Copy these records line for line, leaving every character unchanged.

** START Entries provided **

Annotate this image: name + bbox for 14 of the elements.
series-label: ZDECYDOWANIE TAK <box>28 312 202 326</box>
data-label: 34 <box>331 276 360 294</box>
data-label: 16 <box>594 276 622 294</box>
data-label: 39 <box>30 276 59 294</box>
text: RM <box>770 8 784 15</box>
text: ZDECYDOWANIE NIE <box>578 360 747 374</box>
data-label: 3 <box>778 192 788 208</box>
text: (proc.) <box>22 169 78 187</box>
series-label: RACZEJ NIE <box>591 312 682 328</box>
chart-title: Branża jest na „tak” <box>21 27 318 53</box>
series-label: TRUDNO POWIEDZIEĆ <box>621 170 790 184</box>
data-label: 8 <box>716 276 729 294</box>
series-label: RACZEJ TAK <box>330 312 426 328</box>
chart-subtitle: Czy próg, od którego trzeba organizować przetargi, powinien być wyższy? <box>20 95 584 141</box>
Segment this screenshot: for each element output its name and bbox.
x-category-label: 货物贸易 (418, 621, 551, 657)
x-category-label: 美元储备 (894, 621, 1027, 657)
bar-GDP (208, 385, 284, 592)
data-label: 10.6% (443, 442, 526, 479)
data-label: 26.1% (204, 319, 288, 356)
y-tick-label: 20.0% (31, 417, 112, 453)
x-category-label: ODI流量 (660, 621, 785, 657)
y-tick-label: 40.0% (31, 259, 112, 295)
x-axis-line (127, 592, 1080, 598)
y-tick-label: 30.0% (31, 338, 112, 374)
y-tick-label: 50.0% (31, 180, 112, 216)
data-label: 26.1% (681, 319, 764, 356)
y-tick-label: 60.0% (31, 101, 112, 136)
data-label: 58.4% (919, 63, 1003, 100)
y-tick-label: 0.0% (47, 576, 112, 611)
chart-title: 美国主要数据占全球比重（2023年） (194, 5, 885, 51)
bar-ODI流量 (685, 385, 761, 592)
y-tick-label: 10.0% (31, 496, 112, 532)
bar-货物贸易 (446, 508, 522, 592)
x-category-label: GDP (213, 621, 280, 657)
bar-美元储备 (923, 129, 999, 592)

** END Entries provided **

_Task solution_
Annotate this image: name + bbox for 14 of the elements.
series-label: ZDECYDOWANIE TAK <box>28 312 202 326</box>
data-label: 34 <box>331 276 360 294</box>
data-label: 16 <box>594 276 622 294</box>
data-label: 39 <box>30 276 59 294</box>
text: RM <box>770 8 784 15</box>
text: ZDECYDOWANIE NIE <box>578 360 747 374</box>
data-label: 3 <box>778 192 788 208</box>
text: (proc.) <box>22 169 78 187</box>
series-label: RACZEJ NIE <box>591 312 682 328</box>
chart-title: Branża jest na „tak” <box>21 27 318 53</box>
series-label: TRUDNO POWIEDZIEĆ <box>621 170 790 184</box>
data-label: 8 <box>716 276 729 294</box>
series-label: RACZEJ TAK <box>330 312 426 328</box>
chart-subtitle: Czy próg, od którego trzeba organizować przetargi, powinien być wyższy? <box>20 95 584 141</box>
Segment this screenshot: for each element output its name and bbox.
x-category-label: 货物贸易 (418, 621, 551, 657)
x-category-label: 美元储备 (894, 621, 1027, 657)
bar-GDP (208, 385, 284, 592)
data-label: 10.6% (443, 442, 526, 479)
data-label: 26.1% (204, 319, 288, 356)
y-tick-label: 20.0% (31, 417, 112, 453)
x-category-label: ODI流量 (660, 621, 785, 657)
y-tick-label: 40.0% (31, 259, 112, 295)
x-axis-line (127, 592, 1080, 598)
y-tick-label: 30.0% (31, 338, 112, 374)
y-tick-label: 50.0% (31, 180, 112, 216)
data-label: 26.1% (681, 319, 764, 356)
y-tick-label: 60.0% (31, 101, 112, 136)
data-label: 58.4% (919, 63, 1003, 100)
y-tick-label: 0.0% (47, 576, 112, 611)
chart-title: 美国主要数据占全球比重（2023年） (194, 5, 885, 51)
bar-ODI流量 (685, 385, 761, 592)
y-tick-label: 10.0% (31, 496, 112, 532)
bar-货物贸易 (446, 508, 522, 592)
x-category-label: GDP (213, 621, 280, 657)
bar-美元储备 (923, 129, 999, 592)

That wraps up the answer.